=== DIRECTIVE ===
Reply with only the number of lines that contain the string "phase".

=== MATERIAL FOR THIS EXERCISE ===
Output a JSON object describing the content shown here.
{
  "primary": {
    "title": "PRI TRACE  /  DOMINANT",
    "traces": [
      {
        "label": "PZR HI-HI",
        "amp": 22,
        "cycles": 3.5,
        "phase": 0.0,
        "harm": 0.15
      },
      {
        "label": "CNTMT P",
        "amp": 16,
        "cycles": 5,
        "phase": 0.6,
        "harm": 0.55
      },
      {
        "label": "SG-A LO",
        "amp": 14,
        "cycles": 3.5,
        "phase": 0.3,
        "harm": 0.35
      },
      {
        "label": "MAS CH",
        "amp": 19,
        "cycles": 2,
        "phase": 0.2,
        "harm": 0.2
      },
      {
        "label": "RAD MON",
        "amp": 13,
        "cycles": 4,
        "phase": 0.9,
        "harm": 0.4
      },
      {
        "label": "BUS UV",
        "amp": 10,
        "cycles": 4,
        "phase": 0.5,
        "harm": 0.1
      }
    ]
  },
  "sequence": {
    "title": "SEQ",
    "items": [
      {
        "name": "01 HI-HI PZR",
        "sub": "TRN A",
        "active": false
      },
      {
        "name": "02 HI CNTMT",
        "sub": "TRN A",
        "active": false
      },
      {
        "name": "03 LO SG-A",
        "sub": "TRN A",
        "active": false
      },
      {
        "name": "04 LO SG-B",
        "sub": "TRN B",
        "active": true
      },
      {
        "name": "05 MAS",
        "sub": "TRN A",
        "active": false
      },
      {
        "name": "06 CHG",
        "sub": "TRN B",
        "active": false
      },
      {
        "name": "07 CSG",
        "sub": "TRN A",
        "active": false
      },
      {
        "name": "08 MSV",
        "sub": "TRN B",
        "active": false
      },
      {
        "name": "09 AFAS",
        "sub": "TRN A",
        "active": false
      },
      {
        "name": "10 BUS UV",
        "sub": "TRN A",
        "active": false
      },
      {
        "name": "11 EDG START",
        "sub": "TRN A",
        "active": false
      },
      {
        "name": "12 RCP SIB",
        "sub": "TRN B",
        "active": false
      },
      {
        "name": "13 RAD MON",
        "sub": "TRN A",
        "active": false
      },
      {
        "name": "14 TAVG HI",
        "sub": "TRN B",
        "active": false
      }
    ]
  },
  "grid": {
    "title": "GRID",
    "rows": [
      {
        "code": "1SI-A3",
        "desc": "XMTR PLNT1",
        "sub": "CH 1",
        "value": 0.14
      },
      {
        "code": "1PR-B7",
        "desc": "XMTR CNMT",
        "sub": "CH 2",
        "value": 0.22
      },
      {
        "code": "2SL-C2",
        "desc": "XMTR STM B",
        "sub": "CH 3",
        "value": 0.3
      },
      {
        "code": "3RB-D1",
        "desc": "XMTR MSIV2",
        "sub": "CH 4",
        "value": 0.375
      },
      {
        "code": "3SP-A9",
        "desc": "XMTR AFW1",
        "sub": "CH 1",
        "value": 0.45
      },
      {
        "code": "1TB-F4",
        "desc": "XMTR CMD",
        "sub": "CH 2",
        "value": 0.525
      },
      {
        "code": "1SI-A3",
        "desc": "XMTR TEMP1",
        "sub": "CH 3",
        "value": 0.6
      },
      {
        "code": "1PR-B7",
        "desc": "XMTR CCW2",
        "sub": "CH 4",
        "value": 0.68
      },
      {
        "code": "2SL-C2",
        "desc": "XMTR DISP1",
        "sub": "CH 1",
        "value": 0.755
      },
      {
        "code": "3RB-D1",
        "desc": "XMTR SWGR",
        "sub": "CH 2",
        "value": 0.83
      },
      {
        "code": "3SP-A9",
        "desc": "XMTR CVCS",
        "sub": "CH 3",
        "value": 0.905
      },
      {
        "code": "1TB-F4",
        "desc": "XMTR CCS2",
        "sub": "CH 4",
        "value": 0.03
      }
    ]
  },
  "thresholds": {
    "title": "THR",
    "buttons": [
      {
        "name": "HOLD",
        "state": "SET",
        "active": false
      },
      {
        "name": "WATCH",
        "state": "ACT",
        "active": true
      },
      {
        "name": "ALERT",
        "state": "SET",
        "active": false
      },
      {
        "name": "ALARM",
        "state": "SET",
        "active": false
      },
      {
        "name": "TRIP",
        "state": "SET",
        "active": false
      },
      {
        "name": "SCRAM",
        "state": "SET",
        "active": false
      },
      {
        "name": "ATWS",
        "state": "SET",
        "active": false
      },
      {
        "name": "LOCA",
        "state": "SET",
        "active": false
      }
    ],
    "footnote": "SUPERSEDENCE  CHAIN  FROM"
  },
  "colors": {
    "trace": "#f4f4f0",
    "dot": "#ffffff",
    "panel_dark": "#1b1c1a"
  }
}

=== SOLUTION TO THE PROBLEM ===
6